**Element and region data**
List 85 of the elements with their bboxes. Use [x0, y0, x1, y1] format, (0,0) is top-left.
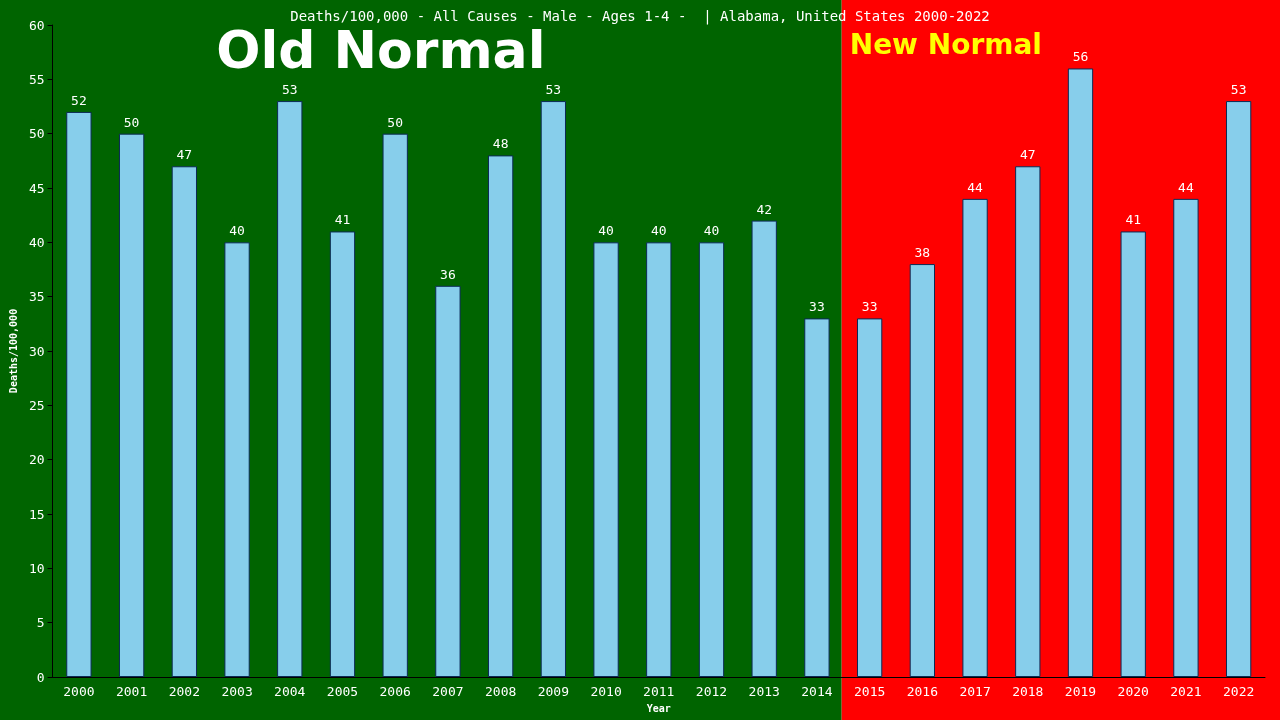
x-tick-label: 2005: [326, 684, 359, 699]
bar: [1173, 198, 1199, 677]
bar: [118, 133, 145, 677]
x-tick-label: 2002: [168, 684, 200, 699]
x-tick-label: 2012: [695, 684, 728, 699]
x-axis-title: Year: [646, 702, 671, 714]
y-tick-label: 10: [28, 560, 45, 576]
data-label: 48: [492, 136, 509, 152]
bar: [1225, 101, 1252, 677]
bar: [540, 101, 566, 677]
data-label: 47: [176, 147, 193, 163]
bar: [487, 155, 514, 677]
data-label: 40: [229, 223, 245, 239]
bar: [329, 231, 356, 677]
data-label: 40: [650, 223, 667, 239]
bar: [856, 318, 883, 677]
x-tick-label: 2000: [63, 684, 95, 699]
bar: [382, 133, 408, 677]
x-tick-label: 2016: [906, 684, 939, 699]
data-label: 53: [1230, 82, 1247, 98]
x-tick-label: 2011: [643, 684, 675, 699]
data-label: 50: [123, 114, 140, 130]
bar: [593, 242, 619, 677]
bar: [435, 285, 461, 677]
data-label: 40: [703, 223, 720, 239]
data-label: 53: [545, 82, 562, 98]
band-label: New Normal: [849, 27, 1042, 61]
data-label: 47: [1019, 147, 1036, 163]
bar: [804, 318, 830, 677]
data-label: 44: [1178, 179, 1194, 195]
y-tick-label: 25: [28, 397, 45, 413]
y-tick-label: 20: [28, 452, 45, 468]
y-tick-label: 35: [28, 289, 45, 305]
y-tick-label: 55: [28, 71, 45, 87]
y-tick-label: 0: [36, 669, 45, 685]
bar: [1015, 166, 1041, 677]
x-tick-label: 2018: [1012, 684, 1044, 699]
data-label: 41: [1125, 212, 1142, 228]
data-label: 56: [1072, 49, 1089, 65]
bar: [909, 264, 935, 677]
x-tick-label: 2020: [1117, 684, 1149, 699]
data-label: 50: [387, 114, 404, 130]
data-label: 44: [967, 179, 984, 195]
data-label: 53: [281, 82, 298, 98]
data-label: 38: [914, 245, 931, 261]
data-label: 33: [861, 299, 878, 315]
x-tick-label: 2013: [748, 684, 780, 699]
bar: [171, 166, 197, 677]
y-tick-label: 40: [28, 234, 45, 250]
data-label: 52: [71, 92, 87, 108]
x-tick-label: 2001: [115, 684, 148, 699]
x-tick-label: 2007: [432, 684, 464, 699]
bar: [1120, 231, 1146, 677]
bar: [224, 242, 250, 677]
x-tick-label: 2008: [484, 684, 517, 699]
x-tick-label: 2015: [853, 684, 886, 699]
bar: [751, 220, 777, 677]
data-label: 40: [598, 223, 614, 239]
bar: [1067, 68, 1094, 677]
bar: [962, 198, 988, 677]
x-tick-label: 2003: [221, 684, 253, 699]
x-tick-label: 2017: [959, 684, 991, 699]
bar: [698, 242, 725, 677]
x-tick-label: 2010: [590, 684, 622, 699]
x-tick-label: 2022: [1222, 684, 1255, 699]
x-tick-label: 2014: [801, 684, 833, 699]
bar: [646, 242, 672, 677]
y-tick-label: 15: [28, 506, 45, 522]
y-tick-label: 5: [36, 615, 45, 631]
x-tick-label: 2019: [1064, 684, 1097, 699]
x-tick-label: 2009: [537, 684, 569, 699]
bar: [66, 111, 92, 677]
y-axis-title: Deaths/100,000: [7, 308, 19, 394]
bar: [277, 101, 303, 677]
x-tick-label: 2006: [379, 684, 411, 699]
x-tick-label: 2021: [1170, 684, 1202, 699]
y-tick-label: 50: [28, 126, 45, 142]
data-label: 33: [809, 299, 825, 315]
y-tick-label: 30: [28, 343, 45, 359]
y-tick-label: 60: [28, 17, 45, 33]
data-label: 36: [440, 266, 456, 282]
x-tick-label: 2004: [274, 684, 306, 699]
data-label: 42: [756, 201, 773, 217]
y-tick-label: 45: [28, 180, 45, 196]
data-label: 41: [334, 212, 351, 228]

**Work to complete**
Lay out every line of the records above as a Markdown table with two columns, Row for the row number and Line for the line itself, and skip any blank lines. Omit the pictures from the table.

**Answer for the task**
| Row | Line |
|---|---|
| 1 | List 85 of the elements with their bboxes. Use [x0, y0, x1, y1] format, (0,0) is top-left. |
| 2 | x-tick-label: 2005: [326, 684, 359, 699] |
| 3 | bar: [1173, 198, 1199, 677] |
| 4 | bar: [118, 133, 145, 677] |
| 5 | x-tick-label: 2002: [168, 684, 200, 699] |
| 6 | x-tick-label: 2012: [695, 684, 728, 699] |
| 7 | x-axis-title: Year: [646, 702, 671, 714] |
| 8 | y-tick-label: 10: [28, 560, 45, 576] |
| 9 | data-label: 48: [492, 136, 509, 152] |
| 10 | bar: [1225, 101, 1252, 677] |
| 11 | bar: [540, 101, 566, 677] |
| 12 | data-label: 47: [176, 147, 193, 163] |
| 13 | bar: [487, 155, 514, 677] |
| 14 | data-label: 40: [229, 223, 245, 239] |
| 15 | bar: [329, 231, 356, 677] |
| 16 | data-label: 40: [650, 223, 667, 239] |
| 17 | bar: [856, 318, 883, 677] |
| 18 | x-tick-label: 2000: [63, 684, 95, 699] |
| 19 | bar: [382, 133, 408, 677] |
| 20 | x-tick-label: 2016: [906, 684, 939, 699] |
| 21 | data-label: 53: [1230, 82, 1247, 98] |
| 22 | x-tick-label: 2011: [643, 684, 675, 699] |
| 23 | data-label: 50: [123, 114, 140, 130] |
| 24 | bar: [593, 242, 619, 677] |
| 25 | bar: [435, 285, 461, 677] |
| 26 | data-label: 40: [703, 223, 720, 239] |
| 27 | data-label: 53: [545, 82, 562, 98] |
| 28 | band-label: New Normal: [849, 27, 1042, 61] |
| 29 | data-label: 47: [1019, 147, 1036, 163] |
| 30 | bar: [804, 318, 830, 677] |
| 31 | data-label: 44: [1178, 179, 1194, 195] |
| 32 | y-tick-label: 25: [28, 397, 45, 413] |
| 33 | y-tick-label: 20: [28, 452, 45, 468] |
| 34 | y-tick-label: 35: [28, 289, 45, 305] |
| 35 | y-tick-label: 55: [28, 71, 45, 87] |
| 36 | y-tick-label: 0: [36, 669, 45, 685] |
| 37 | bar: [1015, 166, 1041, 677] |
| 38 | x-tick-label: 2018: [1012, 684, 1044, 699] |
| 39 | data-label: 41: [1125, 212, 1142, 228] |
| 40 | data-label: 56: [1072, 49, 1089, 65] |
| 41 | bar: [909, 264, 935, 677] |
| 42 | x-tick-label: 2020: [1117, 684, 1149, 699] |
| 43 | data-label: 50: [387, 114, 404, 130] |
| 44 | data-label: 44: [967, 179, 984, 195] |
| 45 | data-label: 53: [281, 82, 298, 98] |
| 46 | data-label: 38: [914, 245, 931, 261] |
| 47 | data-label: 33: [861, 299, 878, 315] |
| 48 | x-tick-label: 2013: [748, 684, 780, 699] |
| 49 | bar: [171, 166, 197, 677] |
| 50 | y-tick-label: 40: [28, 234, 45, 250] |
| 51 | data-label: 52: [71, 92, 87, 108] |
| 52 | x-tick-label: 2001: [115, 684, 148, 699] |
| 53 | x-tick-label: 2007: [432, 684, 464, 699] |
| 54 | bar: [1120, 231, 1146, 677] |
| 55 | bar: [224, 242, 250, 677] |
| 56 | x-tick-label: 2008: [484, 684, 517, 699] |
| 57 | x-tick-label: 2015: [853, 684, 886, 699] |
| 58 | bar: [751, 220, 777, 677] |
| 59 | data-label: 40: [598, 223, 614, 239] |
| 60 | bar: [1067, 68, 1094, 677] |
| 61 | bar: [962, 198, 988, 677] |
| 62 | x-tick-label: 2003: [221, 684, 253, 699] |
| 63 | x-tick-label: 2017: [959, 684, 991, 699] |
| 64 | bar: [698, 242, 725, 677] |
| 65 | x-tick-label: 2010: [590, 684, 622, 699] |
| 66 | x-tick-label: 2022: [1222, 684, 1255, 699] |
| 67 | x-tick-label: 2014: [801, 684, 833, 699] |
| 68 | bar: [646, 242, 672, 677] |
| 69 | y-tick-label: 15: [28, 506, 45, 522] |
| 70 | y-tick-label: 5: [36, 615, 45, 631] |
| 71 | x-tick-label: 2019: [1064, 684, 1097, 699] |
| 72 | x-tick-label: 2009: [537, 684, 569, 699] |
| 73 | bar: [66, 111, 92, 677] |
| 74 | y-axis-title: Deaths/100,000: [7, 308, 19, 394] |
| 75 | bar: [277, 101, 303, 677] |
| 76 | x-tick-label: 2006: [379, 684, 411, 699] |
| 77 | x-tick-label: 2021: [1170, 684, 1202, 699] |
| 78 | y-tick-label: 50: [28, 126, 45, 142] |
| 79 | data-label: 33: [809, 299, 825, 315] |
| 80 | y-tick-label: 30: [28, 343, 45, 359] |
| 81 | y-tick-label: 60: [28, 17, 45, 33] |
| 82 | data-label: 36: [440, 266, 456, 282] |
| 83 | x-tick-label: 2004: [274, 684, 306, 699] |
| 84 | data-label: 42: [756, 201, 773, 217] |
| 85 | y-tick-label: 45: [28, 180, 45, 196] |
| 86 | data-label: 41: [334, 212, 351, 228] |